— start —
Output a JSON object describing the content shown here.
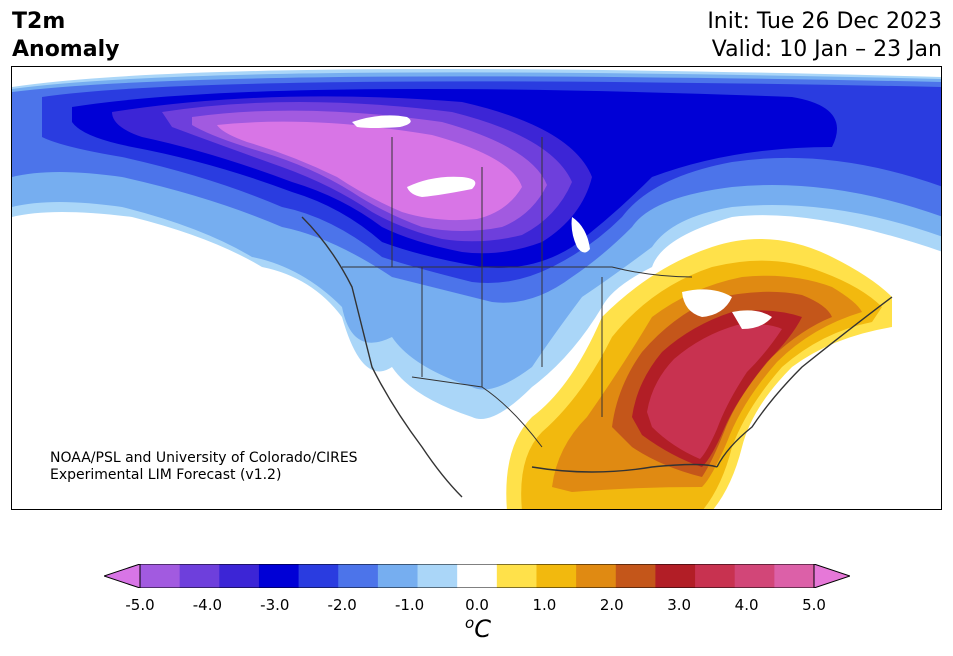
{
  "title": {
    "line1": "T2m",
    "line2": "Anomaly"
  },
  "init_text": "Init: Tue 26 Dec 2023",
  "valid_text": "Valid: 10 Jan – 23 Jan",
  "credit": {
    "line1": "NOAA/PSL and University of Colorado/CIRES",
    "line2": "Experimental LIM Forecast (v1.2)"
  },
  "colorbar": {
    "colors": [
      "#d875e6",
      "#a25ae0",
      "#6e3fdc",
      "#3c25d6",
      "#0000d6",
      "#2a3ce0",
      "#4c74ea",
      "#76aef0",
      "#aad6f8",
      "#ffffff",
      "#ffe14a",
      "#f2b90e",
      "#e08a12",
      "#c4561a",
      "#b21e26",
      "#c83250",
      "#d24678",
      "#dc60a8",
      "#e678d8"
    ],
    "tick_labels": [
      "-5.0",
      "-4.0",
      "-3.0",
      "-2.0",
      "-1.0",
      "0.0",
      "1.0",
      "2.0",
      "3.0",
      "4.0",
      "5.0"
    ],
    "unit_base": "C",
    "unit_sup": "o"
  }
}
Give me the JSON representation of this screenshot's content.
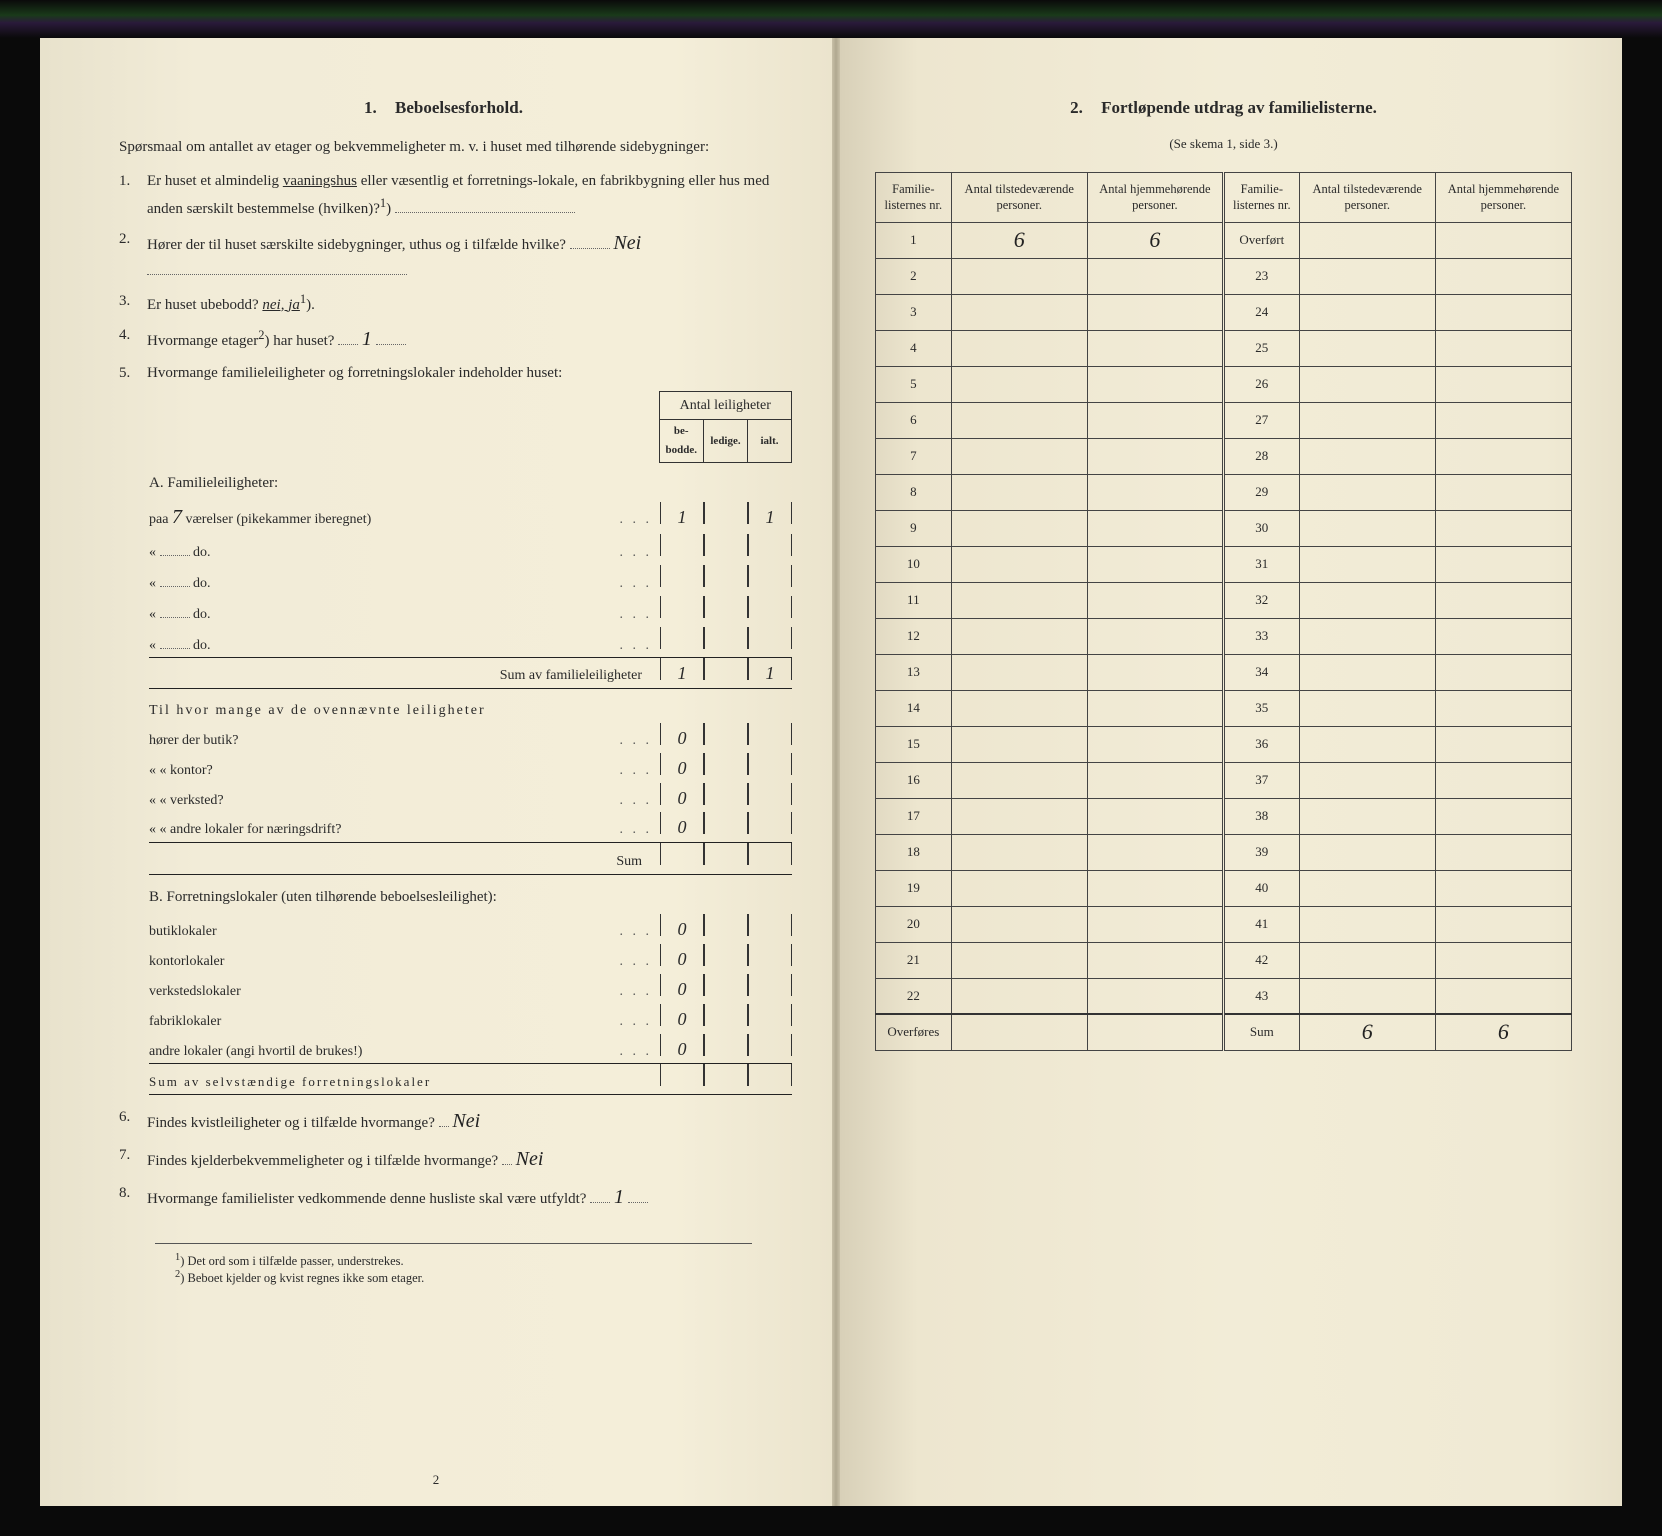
{
  "left": {
    "section_number": "1.",
    "section_title": "Beboelsesforhold.",
    "intro": "Spørsmaal om antallet av etager og bekvemmeligheter m. v. i huset med tilhørende sidebygninger:",
    "q1": {
      "num": "1.",
      "text_a": "Er huset et almindelig ",
      "underlined": "vaaningshus",
      "text_b": " eller væsentlig et forretnings-lokale, en fabrikbygning eller hus med anden særskilt bestemmelse (hvilken)?",
      "sup": "1",
      "tail": ")",
      "value": ""
    },
    "q2": {
      "num": "2.",
      "text": "Hører der til huset særskilte sidebygninger, uthus og i tilfælde hvilke?",
      "value": "Nei"
    },
    "q3": {
      "num": "3.",
      "text": "Er huset ubebodd?",
      "options": "nei,  ja",
      "sup": "1",
      "tail": ")."
    },
    "q4": {
      "num": "4.",
      "text_a": "Hvormange etager",
      "sup": "2",
      "text_b": ") har huset?",
      "value": "1"
    },
    "q5": {
      "num": "5.",
      "text": "Hvormange familieleiligheter og forretningslokaler indeholder huset:"
    },
    "table5": {
      "header_top": "Antal leiligheter",
      "header_cells": [
        "be-\nbodde.",
        "ledige.",
        "ialt."
      ],
      "sectionA": {
        "title": "A. Familieleiligheter:",
        "rows": [
          {
            "label_pre": "paa ",
            "label_hand": "7",
            "label_post": " værelser (pikekammer iberegnet)",
            "cells": [
              "1",
              "",
              "1"
            ]
          },
          {
            "label_pre": "«   ",
            "label_post": "do.",
            "cells": [
              "",
              "",
              ""
            ]
          },
          {
            "label_pre": "«   ",
            "label_post": "do.",
            "cells": [
              "",
              "",
              ""
            ]
          },
          {
            "label_pre": "«   ",
            "label_post": "do.",
            "cells": [
              "",
              "",
              ""
            ]
          },
          {
            "label_pre": "«   ",
            "label_post": "do.",
            "cells": [
              "",
              "",
              ""
            ]
          }
        ],
        "sum_label": "Sum av familieleiligheter",
        "sum_cells": [
          "1",
          "",
          "1"
        ]
      },
      "sectionMid": {
        "intro": "Til hvor mange av de ovennævnte leiligheter",
        "rows": [
          {
            "label": "hører der butik?",
            "cells": [
              "0",
              "",
              ""
            ]
          },
          {
            "label": "«     «   kontor?",
            "cells": [
              "0",
              "",
              ""
            ]
          },
          {
            "label": "«     «   verksted?",
            "cells": [
              "0",
              "",
              ""
            ]
          },
          {
            "label": "«     «   andre lokaler for næringsdrift?",
            "cells": [
              "0",
              "",
              ""
            ]
          }
        ],
        "sum_label": "Sum",
        "sum_cells": [
          "",
          "",
          ""
        ]
      },
      "sectionB": {
        "title": "B. Forretningslokaler (uten tilhørende beboelsesleilighet):",
        "rows": [
          {
            "label": "butiklokaler",
            "cells": [
              "0",
              "",
              ""
            ]
          },
          {
            "label": "kontorlokaler",
            "cells": [
              "0",
              "",
              ""
            ]
          },
          {
            "label": "verkstedslokaler",
            "cells": [
              "0",
              "",
              ""
            ]
          },
          {
            "label": "fabriklokaler",
            "cells": [
              "0",
              "",
              ""
            ]
          },
          {
            "label": "andre lokaler (angi hvortil de brukes!)",
            "cells": [
              "0",
              "",
              ""
            ]
          }
        ],
        "sum_label": "Sum av selvstændige forretningslokaler",
        "sum_cells": [
          "",
          "",
          ""
        ]
      }
    },
    "q6": {
      "num": "6.",
      "text": "Findes kvistleiligheter og i tilfælde hvormange?",
      "value": "Nei"
    },
    "q7": {
      "num": "7.",
      "text": "Findes kjelderbekvemmeligheter og i tilfælde hvormange?",
      "value": "Nei"
    },
    "q8": {
      "num": "8.",
      "text": "Hvormange familielister vedkommende denne husliste skal være utfyldt?",
      "value": "1"
    },
    "footnotes": [
      {
        "sup": "1",
        "text": ") Det ord som i tilfælde passer, understrekes."
      },
      {
        "sup": "2",
        "text": ") Beboet kjelder og kvist regnes ikke som etager."
      }
    ],
    "page_number": "2"
  },
  "right": {
    "section_number": "2.",
    "section_title": "Fortløpende utdrag av familielisterne.",
    "subtitle": "(Se skema 1, side 3.)",
    "table": {
      "headers": [
        "Familie-\nlisternes\nnr.",
        "Antal\ntilstedeværende\npersoner.",
        "Antal\nhjemmehørende\npersoner.",
        "Familie-\nlisternes\nnr.",
        "Antal\ntilstedeværende\npersoner.",
        "Antal\nhjemmehørende\npersoner."
      ],
      "left_rows": [
        {
          "nr": "1",
          "a": "6",
          "b": "6"
        },
        {
          "nr": "2",
          "a": "",
          "b": ""
        },
        {
          "nr": "3",
          "a": "",
          "b": ""
        },
        {
          "nr": "4",
          "a": "",
          "b": ""
        },
        {
          "nr": "5",
          "a": "",
          "b": ""
        },
        {
          "nr": "6",
          "a": "",
          "b": ""
        },
        {
          "nr": "7",
          "a": "",
          "b": ""
        },
        {
          "nr": "8",
          "a": "",
          "b": ""
        },
        {
          "nr": "9",
          "a": "",
          "b": ""
        },
        {
          "nr": "10",
          "a": "",
          "b": ""
        },
        {
          "nr": "11",
          "a": "",
          "b": ""
        },
        {
          "nr": "12",
          "a": "",
          "b": ""
        },
        {
          "nr": "13",
          "a": "",
          "b": ""
        },
        {
          "nr": "14",
          "a": "",
          "b": ""
        },
        {
          "nr": "15",
          "a": "",
          "b": ""
        },
        {
          "nr": "16",
          "a": "",
          "b": ""
        },
        {
          "nr": "17",
          "a": "",
          "b": ""
        },
        {
          "nr": "18",
          "a": "",
          "b": ""
        },
        {
          "nr": "19",
          "a": "",
          "b": ""
        },
        {
          "nr": "20",
          "a": "",
          "b": ""
        },
        {
          "nr": "21",
          "a": "",
          "b": ""
        },
        {
          "nr": "22",
          "a": "",
          "b": ""
        }
      ],
      "right_first_label": "Overført",
      "right_rows": [
        {
          "nr": "Overført",
          "a": "",
          "b": ""
        },
        {
          "nr": "23",
          "a": "",
          "b": ""
        },
        {
          "nr": "24",
          "a": "",
          "b": ""
        },
        {
          "nr": "25",
          "a": "",
          "b": ""
        },
        {
          "nr": "26",
          "a": "",
          "b": ""
        },
        {
          "nr": "27",
          "a": "",
          "b": ""
        },
        {
          "nr": "28",
          "a": "",
          "b": ""
        },
        {
          "nr": "29",
          "a": "",
          "b": ""
        },
        {
          "nr": "30",
          "a": "",
          "b": ""
        },
        {
          "nr": "31",
          "a": "",
          "b": ""
        },
        {
          "nr": "32",
          "a": "",
          "b": ""
        },
        {
          "nr": "33",
          "a": "",
          "b": ""
        },
        {
          "nr": "34",
          "a": "",
          "b": ""
        },
        {
          "nr": "35",
          "a": "",
          "b": ""
        },
        {
          "nr": "36",
          "a": "",
          "b": ""
        },
        {
          "nr": "37",
          "a": "",
          "b": ""
        },
        {
          "nr": "38",
          "a": "",
          "b": ""
        },
        {
          "nr": "39",
          "a": "",
          "b": ""
        },
        {
          "nr": "40",
          "a": "",
          "b": ""
        },
        {
          "nr": "41",
          "a": "",
          "b": ""
        },
        {
          "nr": "42",
          "a": "",
          "b": ""
        },
        {
          "nr": "43",
          "a": "",
          "b": ""
        }
      ],
      "footer_left_label": "Overføres",
      "footer_right_label": "Sum",
      "footer_right_cells": [
        "6",
        "6"
      ]
    }
  },
  "colors": {
    "paper": "#f2ecd7",
    "ink": "#2a2a2a",
    "hand": "#222222",
    "border": "#444444",
    "background": "#0a0a0a"
  }
}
— end —
## Directions for this task
Copy every line above that holds the word "huset".

## Answer to the exercise
    "intro": "Spørsmaal om antallet av etager og bekvemmeligheter m. v. i huset med tilhørende sidebygninger:",
      "text_a": "Er huset et almindelig ",
      "text": "Hører der til huset særskilte sidebygninger, uthus og i tilfælde hvilke?",
      "text": "Er huset ubebodd?",
      "text_b": ") har huset?",
      "text": "Hvormange familieleiligheter og forretningslokaler indeholder huset:"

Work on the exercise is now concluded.